▽
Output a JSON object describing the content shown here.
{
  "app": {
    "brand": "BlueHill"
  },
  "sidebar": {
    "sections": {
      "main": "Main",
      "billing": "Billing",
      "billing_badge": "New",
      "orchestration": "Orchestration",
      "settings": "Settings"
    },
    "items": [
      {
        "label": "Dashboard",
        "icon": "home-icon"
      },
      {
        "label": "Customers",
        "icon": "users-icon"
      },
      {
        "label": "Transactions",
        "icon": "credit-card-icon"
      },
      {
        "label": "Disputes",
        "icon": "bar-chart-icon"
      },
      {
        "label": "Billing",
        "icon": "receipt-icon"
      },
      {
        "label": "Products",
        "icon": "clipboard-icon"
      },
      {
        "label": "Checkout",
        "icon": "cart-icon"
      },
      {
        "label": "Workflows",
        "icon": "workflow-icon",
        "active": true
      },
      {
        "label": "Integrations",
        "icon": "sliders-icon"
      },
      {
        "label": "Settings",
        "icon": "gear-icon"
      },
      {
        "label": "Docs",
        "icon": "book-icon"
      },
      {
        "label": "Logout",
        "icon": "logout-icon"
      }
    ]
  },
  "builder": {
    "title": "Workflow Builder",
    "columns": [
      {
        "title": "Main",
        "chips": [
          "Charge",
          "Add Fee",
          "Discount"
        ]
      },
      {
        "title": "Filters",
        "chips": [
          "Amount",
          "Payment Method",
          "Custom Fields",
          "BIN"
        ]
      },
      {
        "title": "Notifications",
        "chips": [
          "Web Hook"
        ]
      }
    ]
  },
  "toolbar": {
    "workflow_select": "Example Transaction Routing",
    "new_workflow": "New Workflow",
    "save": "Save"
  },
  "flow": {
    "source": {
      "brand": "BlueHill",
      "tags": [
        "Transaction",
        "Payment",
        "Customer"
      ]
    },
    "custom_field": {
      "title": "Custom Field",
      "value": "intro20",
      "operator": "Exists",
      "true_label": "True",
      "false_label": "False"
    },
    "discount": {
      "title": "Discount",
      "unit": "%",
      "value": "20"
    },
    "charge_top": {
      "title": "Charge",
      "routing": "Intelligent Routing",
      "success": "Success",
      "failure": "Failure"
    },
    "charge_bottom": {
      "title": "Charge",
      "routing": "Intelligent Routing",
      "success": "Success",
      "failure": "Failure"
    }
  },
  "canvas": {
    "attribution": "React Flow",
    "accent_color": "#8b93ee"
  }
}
△
SHORT EXERCISE: What is the number of lines in the records that contain the string "title"? Give only that number.

PROBLEM SOLUTION: 8